Written instruction:
Render every entry verbatim.

------------------------------

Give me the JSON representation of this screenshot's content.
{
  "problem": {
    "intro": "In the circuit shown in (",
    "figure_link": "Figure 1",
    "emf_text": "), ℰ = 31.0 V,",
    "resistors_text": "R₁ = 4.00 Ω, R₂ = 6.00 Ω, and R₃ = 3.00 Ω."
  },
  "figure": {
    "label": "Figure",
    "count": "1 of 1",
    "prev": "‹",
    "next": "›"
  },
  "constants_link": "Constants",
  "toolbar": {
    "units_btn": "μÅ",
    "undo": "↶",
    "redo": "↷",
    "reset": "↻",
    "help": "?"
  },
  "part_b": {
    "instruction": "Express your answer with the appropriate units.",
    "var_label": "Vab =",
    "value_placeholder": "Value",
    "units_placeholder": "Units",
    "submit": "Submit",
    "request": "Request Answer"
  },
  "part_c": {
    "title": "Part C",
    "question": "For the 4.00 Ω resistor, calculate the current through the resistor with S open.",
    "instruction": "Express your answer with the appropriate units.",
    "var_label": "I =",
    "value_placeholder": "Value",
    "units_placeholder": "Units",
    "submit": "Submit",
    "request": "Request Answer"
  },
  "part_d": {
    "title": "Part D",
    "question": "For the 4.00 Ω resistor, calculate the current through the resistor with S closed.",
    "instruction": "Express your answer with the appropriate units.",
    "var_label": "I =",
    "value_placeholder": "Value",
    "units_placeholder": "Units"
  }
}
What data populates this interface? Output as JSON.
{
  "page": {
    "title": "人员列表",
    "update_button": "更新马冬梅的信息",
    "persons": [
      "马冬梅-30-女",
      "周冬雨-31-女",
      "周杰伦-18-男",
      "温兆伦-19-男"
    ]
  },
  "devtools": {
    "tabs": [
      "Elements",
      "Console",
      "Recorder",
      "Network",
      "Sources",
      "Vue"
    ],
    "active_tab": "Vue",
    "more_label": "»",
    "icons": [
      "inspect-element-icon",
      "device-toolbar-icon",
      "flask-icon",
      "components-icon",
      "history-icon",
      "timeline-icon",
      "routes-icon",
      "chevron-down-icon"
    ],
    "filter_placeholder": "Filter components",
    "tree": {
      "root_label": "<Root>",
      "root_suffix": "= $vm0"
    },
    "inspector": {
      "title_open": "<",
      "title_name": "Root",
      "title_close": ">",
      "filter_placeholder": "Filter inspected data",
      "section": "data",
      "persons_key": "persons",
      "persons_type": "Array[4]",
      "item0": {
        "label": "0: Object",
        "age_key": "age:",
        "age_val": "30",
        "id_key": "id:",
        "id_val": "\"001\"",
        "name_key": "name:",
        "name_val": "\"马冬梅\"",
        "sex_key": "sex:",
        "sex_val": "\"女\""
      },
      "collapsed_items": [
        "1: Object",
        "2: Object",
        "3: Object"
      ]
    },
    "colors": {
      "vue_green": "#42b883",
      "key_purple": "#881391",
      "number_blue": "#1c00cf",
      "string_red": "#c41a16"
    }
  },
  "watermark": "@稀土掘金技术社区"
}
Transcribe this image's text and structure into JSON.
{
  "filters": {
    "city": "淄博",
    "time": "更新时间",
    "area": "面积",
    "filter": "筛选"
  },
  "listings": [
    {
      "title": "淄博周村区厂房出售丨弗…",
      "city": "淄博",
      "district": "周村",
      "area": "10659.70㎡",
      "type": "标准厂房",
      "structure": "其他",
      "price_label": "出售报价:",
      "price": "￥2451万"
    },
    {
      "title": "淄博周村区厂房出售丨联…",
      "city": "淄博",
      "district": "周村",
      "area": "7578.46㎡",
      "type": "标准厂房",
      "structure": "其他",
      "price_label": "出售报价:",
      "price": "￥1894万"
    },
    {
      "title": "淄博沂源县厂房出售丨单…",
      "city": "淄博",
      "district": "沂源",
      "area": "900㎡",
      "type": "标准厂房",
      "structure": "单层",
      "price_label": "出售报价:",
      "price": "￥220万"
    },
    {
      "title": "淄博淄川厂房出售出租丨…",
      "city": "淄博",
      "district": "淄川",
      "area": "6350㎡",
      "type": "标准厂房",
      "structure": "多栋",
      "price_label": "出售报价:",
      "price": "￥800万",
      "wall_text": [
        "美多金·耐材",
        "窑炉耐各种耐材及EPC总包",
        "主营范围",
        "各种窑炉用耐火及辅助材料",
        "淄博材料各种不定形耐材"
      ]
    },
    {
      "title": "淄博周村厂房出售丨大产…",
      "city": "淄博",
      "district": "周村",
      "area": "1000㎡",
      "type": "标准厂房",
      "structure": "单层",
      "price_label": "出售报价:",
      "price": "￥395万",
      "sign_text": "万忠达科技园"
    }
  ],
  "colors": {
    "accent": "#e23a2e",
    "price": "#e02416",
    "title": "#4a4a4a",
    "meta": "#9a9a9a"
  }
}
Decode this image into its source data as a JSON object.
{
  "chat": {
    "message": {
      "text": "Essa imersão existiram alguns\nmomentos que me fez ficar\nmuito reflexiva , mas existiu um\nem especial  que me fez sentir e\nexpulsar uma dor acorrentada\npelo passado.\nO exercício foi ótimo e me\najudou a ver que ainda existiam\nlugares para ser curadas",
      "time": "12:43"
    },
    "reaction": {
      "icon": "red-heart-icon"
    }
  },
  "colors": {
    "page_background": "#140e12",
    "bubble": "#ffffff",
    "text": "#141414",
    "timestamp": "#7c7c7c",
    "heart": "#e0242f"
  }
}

------------------------------

Final answer:
Give me the JSON representation of this screenshot's content.
{
  "problem": {
    "intro": "In the circuit shown in (",
    "figure_link": "Figure 1",
    "emf_text": "), ℰ = 31.0 V,",
    "resistors_text": "R₁ = 4.00 Ω, R₂ = 6.00 Ω, and R₃ = 3.00 Ω."
  },
  "figure": {
    "label": "Figure",
    "count": "1 of 1",
    "prev": "‹",
    "next": "›"
  },
  "constants_link": "Constants",
  "toolbar": {
    "units_btn": "μÅ",
    "undo": "↶",
    "redo": "↷",
    "reset": "↻",
    "help": "?"
  },
  "part_b": {
    "instruction": "Express your answer with the appropriate units.",
    "var_label": "Vab =",
    "value_placeholder": "Value",
    "units_placeholder": "Units",
    "submit": "Submit",
    "request": "Request Answer"
  },
  "part_c": {
    "title": "Part C",
    "question": "For the 4.00 Ω resistor, calculate the current through the resistor with S open.",
    "instruction": "Express your answer with the appropriate units.",
    "var_label": "I =",
    "value_placeholder": "Value",
    "units_placeholder": "Units",
    "submit": "Submit",
    "request": "Request Answer"
  },
  "part_d": {
    "title": "Part D",
    "question": "For the 4.00 Ω resistor, calculate the current through the resistor with S closed.",
    "instruction": "Express your answer with the appropriate units.",
    "var_label": "I =",
    "value_placeholder": "Value",
    "units_placeholder": "Units"
  }
}
What data populates this interface? Output as JSON.
{
  "page": {
    "title": "人员列表",
    "update_button": "更新马冬梅的信息",
    "persons": [
      "马冬梅-30-女",
      "周冬雨-31-女",
      "周杰伦-18-男",
      "温兆伦-19-男"
    ]
  },
  "devtools": {
    "tabs": [
      "Elements",
      "Console",
      "Recorder",
      "Network",
      "Sources",
      "Vue"
    ],
    "active_tab": "Vue",
    "more_label": "»",
    "icons": [
      "inspect-element-icon",
      "device-toolbar-icon",
      "flask-icon",
      "components-icon",
      "history-icon",
      "timeline-icon",
      "routes-icon",
      "chevron-down-icon"
    ],
    "filter_placeholder": "Filter components",
    "tree": {
      "root_label": "<Root>",
      "root_suffix": "= $vm0"
    },
    "inspector": {
      "title_open": "<",
      "title_name": "Root",
      "title_close": ">",
      "filter_placeholder": "Filter inspected data",
      "section": "data",
      "persons_key": "persons",
      "persons_type": "Array[4]",
      "item0": {
        "label": "0: Object",
        "age_key": "age:",
        "age_val": "30",
        "id_key": "id:",
        "id_val": "\"001\"",
        "name_key": "name:",
        "name_val": "\"马冬梅\"",
        "sex_key": "sex:",
        "sex_val": "\"女\""
      },
      "collapsed_items": [
        "1: Object",
        "2: Object",
        "3: Object"
      ]
    },
    "colors": {
      "vue_green": "#42b883",
      "key_purple": "#881391",
      "number_blue": "#1c00cf",
      "string_red": "#c41a16"
    }
  },
  "watermark": "@稀土掘金技术社区"
}
Transcribe this image's text and structure into JSON.
{
  "filters": {
    "city": "淄博",
    "time": "更新时间",
    "area": "面积",
    "filter": "筛选"
  },
  "listings": [
    {
      "title": "淄博周村区厂房出售丨弗…",
      "city": "淄博",
      "district": "周村",
      "area": "10659.70㎡",
      "type": "标准厂房",
      "structure": "其他",
      "price_label": "出售报价:",
      "price": "￥2451万"
    },
    {
      "title": "淄博周村区厂房出售丨联…",
      "city": "淄博",
      "district": "周村",
      "area": "7578.46㎡",
      "type": "标准厂房",
      "structure": "其他",
      "price_label": "出售报价:",
      "price": "￥1894万"
    },
    {
      "title": "淄博沂源县厂房出售丨单…",
      "city": "淄博",
      "district": "沂源",
      "area": "900㎡",
      "type": "标准厂房",
      "structure": "单层",
      "price_label": "出售报价:",
      "price": "￥220万"
    },
    {
      "title": "淄博淄川厂房出售出租丨…",
      "city": "淄博",
      "district": "淄川",
      "area": "6350㎡",
      "type": "标准厂房",
      "structure": "多栋",
      "price_label": "出售报价:",
      "price": "￥800万",
      "wall_text": [
        "美多金·耐材",
        "窑炉耐各种耐材及EPC总包",
        "主营范围",
        "各种窑炉用耐火及辅助材料",
        "淄博材料各种不定形耐材"
      ]
    },
    {
      "title": "淄博周村厂房出售丨大产…",
      "city": "淄博",
      "district": "周村",
      "area": "1000㎡",
      "type": "标准厂房",
      "structure": "单层",
      "price_label": "出售报价:",
      "price": "￥395万",
      "sign_text": "万忠达科技园"
    }
  ],
  "colors": {
    "accent": "#e23a2e",
    "price": "#e02416",
    "title": "#4a4a4a",
    "meta": "#9a9a9a"
  }
}
Decode this image into its source data as a JSON object.
{
  "chat": {
    "message": {
      "text": "Essa imersão existiram alguns\nmomentos que me fez ficar\nmuito reflexiva , mas existiu um\nem especial  que me fez sentir e\nexpulsar uma dor acorrentada\npelo passado.\nO exercício foi ótimo e me\najudou a ver que ainda existiam\nlugares para ser curadas",
      "time": "12:43"
    },
    "reaction": {
      "icon": "red-heart-icon"
    }
  },
  "colors": {
    "page_background": "#140e12",
    "bubble": "#ffffff",
    "text": "#141414",
    "timestamp": "#7c7c7c",
    "heart": "#e0242f"
  }
}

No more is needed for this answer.